What the task asks: Go through the material and tally the lines containing the string "Subtract". Give the total alone.
********************
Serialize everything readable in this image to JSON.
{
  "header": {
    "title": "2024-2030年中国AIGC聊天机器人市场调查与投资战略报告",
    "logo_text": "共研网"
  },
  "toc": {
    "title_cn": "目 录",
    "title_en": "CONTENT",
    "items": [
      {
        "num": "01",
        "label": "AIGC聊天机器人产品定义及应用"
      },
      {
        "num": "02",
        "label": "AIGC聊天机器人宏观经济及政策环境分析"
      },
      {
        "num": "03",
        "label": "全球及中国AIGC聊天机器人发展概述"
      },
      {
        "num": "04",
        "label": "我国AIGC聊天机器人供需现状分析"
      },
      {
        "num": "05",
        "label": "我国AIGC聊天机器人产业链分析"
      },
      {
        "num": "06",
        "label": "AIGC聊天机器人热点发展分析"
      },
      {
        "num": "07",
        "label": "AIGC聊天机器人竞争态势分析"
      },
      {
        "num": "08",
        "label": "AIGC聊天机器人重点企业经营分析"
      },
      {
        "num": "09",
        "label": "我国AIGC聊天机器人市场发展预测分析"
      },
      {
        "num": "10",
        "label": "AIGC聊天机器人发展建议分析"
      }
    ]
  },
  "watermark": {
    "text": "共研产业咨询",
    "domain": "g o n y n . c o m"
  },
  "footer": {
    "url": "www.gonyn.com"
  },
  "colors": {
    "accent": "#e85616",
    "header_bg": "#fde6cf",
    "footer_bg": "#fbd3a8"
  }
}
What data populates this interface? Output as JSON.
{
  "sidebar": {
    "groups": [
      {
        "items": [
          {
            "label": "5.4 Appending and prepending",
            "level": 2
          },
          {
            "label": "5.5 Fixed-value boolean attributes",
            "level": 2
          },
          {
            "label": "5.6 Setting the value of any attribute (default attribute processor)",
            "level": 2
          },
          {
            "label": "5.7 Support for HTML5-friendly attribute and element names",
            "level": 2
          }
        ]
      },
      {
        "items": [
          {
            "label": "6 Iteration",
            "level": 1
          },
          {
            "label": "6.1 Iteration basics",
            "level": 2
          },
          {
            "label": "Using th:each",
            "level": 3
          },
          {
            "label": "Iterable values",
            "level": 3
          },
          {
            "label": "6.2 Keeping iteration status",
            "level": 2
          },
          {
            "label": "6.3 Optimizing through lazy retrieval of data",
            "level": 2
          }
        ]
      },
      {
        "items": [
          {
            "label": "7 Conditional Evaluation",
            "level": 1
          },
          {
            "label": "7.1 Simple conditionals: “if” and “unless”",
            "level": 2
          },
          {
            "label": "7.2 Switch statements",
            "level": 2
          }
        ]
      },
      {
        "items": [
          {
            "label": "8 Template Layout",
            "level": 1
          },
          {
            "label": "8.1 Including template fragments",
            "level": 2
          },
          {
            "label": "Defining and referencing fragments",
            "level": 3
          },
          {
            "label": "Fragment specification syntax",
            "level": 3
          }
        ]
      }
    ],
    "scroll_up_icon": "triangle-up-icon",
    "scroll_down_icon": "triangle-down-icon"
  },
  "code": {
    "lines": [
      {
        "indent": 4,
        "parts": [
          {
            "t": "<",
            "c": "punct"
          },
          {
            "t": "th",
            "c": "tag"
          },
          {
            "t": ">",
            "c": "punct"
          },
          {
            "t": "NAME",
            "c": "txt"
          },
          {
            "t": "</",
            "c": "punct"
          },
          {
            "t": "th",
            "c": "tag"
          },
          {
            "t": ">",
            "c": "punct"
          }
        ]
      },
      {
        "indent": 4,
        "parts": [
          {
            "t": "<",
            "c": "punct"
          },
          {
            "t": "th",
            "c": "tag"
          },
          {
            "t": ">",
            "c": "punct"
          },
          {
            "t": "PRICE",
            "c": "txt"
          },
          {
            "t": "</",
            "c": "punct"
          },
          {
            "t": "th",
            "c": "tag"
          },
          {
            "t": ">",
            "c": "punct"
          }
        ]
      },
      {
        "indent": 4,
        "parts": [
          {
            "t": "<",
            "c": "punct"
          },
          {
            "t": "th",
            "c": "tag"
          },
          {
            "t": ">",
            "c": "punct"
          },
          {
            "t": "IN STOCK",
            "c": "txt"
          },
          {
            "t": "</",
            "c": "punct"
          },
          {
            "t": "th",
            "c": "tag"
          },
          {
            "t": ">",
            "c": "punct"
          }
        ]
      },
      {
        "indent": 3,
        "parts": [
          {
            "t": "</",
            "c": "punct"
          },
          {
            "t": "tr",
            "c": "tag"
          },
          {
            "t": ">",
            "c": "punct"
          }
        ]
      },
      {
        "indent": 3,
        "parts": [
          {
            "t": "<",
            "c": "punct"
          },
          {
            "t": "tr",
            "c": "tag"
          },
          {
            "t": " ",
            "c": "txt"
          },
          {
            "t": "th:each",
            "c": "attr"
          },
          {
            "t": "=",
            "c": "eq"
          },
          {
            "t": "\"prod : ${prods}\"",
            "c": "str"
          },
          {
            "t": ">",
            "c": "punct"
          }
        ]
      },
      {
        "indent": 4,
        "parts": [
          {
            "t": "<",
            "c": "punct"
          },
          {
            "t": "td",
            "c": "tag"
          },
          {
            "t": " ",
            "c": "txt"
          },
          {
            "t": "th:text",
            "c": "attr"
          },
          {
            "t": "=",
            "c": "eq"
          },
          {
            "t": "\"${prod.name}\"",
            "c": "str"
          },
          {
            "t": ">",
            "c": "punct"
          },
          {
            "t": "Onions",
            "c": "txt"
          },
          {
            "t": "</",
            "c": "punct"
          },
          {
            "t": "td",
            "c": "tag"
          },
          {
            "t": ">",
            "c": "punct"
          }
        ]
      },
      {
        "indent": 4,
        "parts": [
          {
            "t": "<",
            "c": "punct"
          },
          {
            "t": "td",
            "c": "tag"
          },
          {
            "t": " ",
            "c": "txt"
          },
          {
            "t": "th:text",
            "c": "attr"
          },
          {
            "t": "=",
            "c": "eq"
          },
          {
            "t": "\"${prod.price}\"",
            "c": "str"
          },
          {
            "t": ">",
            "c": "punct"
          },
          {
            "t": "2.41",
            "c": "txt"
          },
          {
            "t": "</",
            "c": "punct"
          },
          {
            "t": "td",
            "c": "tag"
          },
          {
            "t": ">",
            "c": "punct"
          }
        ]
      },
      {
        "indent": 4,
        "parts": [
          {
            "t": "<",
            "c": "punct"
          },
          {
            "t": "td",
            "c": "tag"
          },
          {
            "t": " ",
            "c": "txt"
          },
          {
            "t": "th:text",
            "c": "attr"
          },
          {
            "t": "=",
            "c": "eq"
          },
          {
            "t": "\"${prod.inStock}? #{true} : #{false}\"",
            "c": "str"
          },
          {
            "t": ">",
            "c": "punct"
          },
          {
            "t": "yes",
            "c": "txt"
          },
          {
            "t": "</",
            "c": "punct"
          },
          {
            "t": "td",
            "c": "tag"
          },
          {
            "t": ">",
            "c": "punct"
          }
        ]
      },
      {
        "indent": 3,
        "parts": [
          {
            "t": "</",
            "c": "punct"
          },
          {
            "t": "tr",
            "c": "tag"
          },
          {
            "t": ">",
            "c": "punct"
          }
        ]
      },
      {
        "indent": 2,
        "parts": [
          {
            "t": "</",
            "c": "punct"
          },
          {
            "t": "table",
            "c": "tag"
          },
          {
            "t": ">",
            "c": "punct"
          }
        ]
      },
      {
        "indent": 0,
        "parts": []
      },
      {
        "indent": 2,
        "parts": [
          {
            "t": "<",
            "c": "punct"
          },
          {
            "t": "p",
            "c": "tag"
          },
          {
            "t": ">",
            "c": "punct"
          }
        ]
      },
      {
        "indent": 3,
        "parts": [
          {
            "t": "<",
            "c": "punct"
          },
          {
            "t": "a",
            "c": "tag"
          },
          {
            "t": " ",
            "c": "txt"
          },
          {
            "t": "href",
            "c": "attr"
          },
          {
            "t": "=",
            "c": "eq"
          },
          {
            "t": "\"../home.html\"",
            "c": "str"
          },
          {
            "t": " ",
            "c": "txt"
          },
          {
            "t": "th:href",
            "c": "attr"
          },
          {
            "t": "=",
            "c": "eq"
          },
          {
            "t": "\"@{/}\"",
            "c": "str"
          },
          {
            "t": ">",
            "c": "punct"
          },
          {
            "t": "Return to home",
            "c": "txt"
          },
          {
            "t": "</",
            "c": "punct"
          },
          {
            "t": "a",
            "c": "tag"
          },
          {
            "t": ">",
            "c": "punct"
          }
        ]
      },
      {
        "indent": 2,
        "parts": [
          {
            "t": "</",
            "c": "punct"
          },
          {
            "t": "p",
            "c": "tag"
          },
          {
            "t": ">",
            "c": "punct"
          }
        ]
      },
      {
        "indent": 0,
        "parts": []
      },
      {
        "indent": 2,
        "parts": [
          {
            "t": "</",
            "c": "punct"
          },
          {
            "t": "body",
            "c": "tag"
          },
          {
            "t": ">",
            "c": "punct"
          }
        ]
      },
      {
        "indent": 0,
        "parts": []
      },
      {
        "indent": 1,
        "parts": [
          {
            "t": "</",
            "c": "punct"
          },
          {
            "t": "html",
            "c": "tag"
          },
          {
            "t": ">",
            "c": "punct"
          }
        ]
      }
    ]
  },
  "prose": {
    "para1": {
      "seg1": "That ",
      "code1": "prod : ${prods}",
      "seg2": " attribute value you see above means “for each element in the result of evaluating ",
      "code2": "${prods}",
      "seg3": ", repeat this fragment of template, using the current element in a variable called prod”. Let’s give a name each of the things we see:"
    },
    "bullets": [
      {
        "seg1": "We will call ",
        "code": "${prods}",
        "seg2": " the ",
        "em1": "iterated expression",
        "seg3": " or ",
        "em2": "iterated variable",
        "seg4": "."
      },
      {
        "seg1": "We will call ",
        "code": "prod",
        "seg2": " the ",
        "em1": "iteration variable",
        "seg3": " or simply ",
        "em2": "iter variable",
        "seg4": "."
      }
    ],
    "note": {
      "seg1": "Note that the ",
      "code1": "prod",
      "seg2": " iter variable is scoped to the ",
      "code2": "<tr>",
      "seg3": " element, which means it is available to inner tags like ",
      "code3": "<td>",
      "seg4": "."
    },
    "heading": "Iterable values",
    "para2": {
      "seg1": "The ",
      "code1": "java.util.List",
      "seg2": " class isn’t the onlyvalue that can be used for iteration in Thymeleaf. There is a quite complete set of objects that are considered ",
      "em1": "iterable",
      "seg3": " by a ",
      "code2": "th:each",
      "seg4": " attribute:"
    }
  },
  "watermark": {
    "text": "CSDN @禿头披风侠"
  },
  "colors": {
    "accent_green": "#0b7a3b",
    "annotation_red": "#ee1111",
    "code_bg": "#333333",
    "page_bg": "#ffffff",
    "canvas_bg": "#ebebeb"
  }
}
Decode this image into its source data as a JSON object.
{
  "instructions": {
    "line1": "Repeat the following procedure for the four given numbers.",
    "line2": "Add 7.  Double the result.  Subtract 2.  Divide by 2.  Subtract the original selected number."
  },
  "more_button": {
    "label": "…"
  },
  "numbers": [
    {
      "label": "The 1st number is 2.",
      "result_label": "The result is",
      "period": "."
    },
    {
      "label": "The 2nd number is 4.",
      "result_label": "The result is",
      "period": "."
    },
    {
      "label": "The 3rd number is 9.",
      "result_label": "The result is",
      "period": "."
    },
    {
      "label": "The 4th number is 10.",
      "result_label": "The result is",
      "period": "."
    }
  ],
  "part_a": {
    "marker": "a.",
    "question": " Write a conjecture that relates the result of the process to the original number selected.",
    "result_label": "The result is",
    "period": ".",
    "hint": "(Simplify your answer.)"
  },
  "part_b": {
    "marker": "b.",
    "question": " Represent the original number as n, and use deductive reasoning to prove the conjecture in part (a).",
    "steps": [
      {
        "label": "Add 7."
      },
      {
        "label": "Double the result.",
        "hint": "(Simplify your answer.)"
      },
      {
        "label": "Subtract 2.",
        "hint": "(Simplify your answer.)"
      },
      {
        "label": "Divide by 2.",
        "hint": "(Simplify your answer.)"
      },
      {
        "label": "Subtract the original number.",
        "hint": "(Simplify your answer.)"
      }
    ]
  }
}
********************
Output below: 3